LISTED RECORDS>
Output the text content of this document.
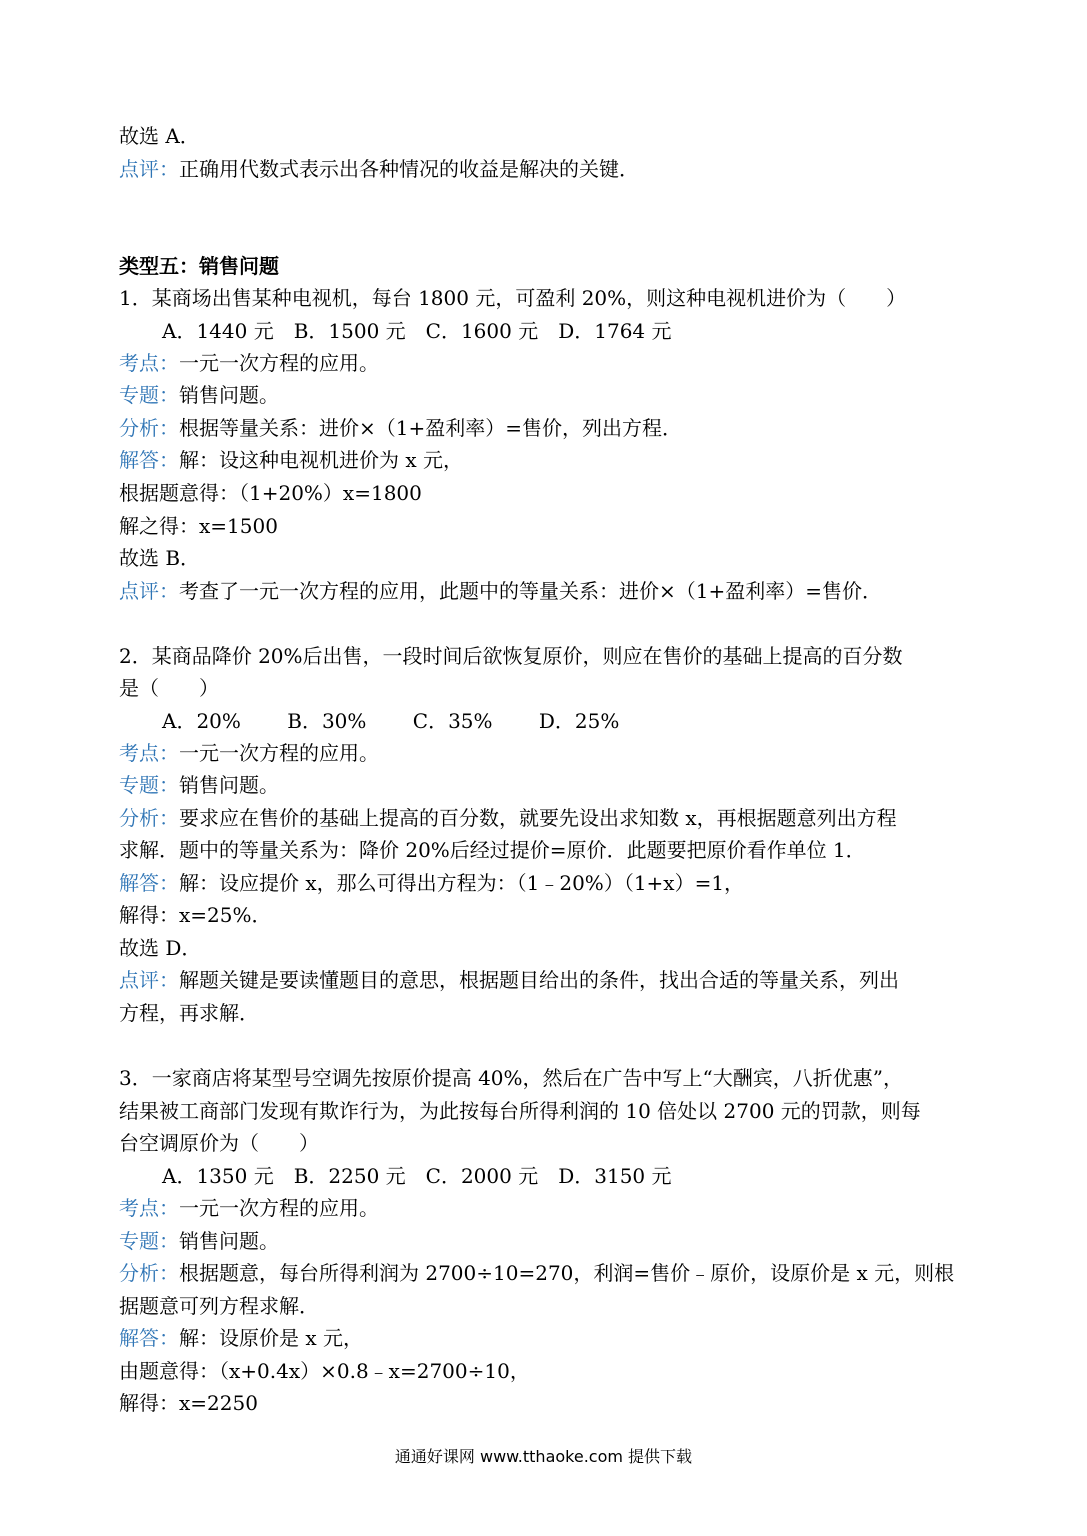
故选 A．
点评：正确用代数式表示出各种情况的收益是解决的关键．
类型五：销售问题
1．某商场出售某种电视机，每台 1800 元，可盈利 20%，则这种电视机进价为（　　）
A．1440 元　B．1500 元　C．1600 元　D．1764 元
考点：一元一次方程的应用。
专题：销售问题。
分析：根据等量关系：进价×（1+盈利率）=售价，列出方程．
解答：解：设这种电视机进价为 x 元，
根据题意得：（1+20%）x=1800
解之得：x=1500
故选 B．
点评：考查了一元一次方程的应用，此题中的等量关系：进价×（1+盈利率）=售价．
2．某商品降价 20%后出售，一段时间后欲恢复原价，则应在售价的基础上提高的百分数
是（　　）
A．20%　　 B．30%　　 C．35%　　 D．25%
考点：一元一次方程的应用。
专题：销售问题。
分析：要求应在售价的基础上提高的百分数，就要先设出求知数 x，再根据题意列出方程
求解．题中的等量关系为：降价 20%后经过提价=原价．此题要把原价看作单位 1．
解答：解：设应提价 x，那么可得出方程为：（1﹣20%）（1+x）=1，
解得：x=25%．
故选 D．
点评：解题关键是要读懂题目的意思，根据题目给出的条件，找出合适的等量关系，列出
方程，再求解．
3．一家商店将某型号空调先按原价提高 40%，然后在广告中写上“大酬宾，八折优惠”，
结果被工商部门发现有欺诈行为，为此按每台所得利润的 10 倍处以 2700 元的罚款，则每
台空调原价为（　　）
A．1350 元　B．2250 元　C．2000 元　D．3150 元
考点：一元一次方程的应用。
专题：销售问题。
分析：根据题意，每台所得利润为 2700÷10=270，利润=售价﹣原价，设原价是 x 元，则根
据题意可列方程求解．
解答：解：设原价是 x 元，
由题意得：（x+0.4x）×0.8﹣x=2700÷10，
解得：x=2250
通通好课网 www.tthaoke.com 提供下载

THE EXERCISE>
Reproduce each entry verbatim, excluding any embedded images.

THE RESULT>
Output the text content of this document.
故选 A．
点评：正确用代数式表示出各种情况的收益是解决的关键．
类型五：销售问题
1．某商场出售某种电视机，每台 1800 元，可盈利 20%，则这种电视机进价为（　　）
A．1440 元　B．1500 元　C．1600 元　D．1764 元
考点：一元一次方程的应用。
专题：销售问题。
分析：根据等量关系：进价×（1+盈利率）=售价，列出方程．
解答：解：设这种电视机进价为 x 元，
根据题意得：（1+20%）x=1800
解之得：x=1500
故选 B．
点评：考查了一元一次方程的应用，此题中的等量关系：进价×（1+盈利率）=售价．
2．某商品降价 20%后出售，一段时间后欲恢复原价，则应在售价的基础上提高的百分数
是（　　）
A．20%　　 B．30%　　 C．35%　　 D．25%
考点：一元一次方程的应用。
专题：销售问题。
分析：要求应在售价的基础上提高的百分数，就要先设出求知数 x，再根据题意列出方程
求解．题中的等量关系为：降价 20%后经过提价=原价．此题要把原价看作单位 1．
解答：解：设应提价 x，那么可得出方程为：（1﹣20%）（1+x）=1，
解得：x=25%．
故选 D．
点评：解题关键是要读懂题目的意思，根据题目给出的条件，找出合适的等量关系，列出
方程，再求解．
3．一家商店将某型号空调先按原价提高 40%，然后在广告中写上“大酬宾，八折优惠”，
结果被工商部门发现有欺诈行为，为此按每台所得利润的 10 倍处以 2700 元的罚款，则每
台空调原价为（　　）
A．1350 元　B．2250 元　C．2000 元　D．3150 元
考点：一元一次方程的应用。
专题：销售问题。
分析：根据题意，每台所得利润为 2700÷10=270，利润=售价﹣原价，设原价是 x 元，则根
据题意可列方程求解．
解答：解：设原价是 x 元，
由题意得：（x+0.4x）×0.8﹣x=2700÷10，
解得：x=2250
通通好课网 www.tthaoke.com 提供下载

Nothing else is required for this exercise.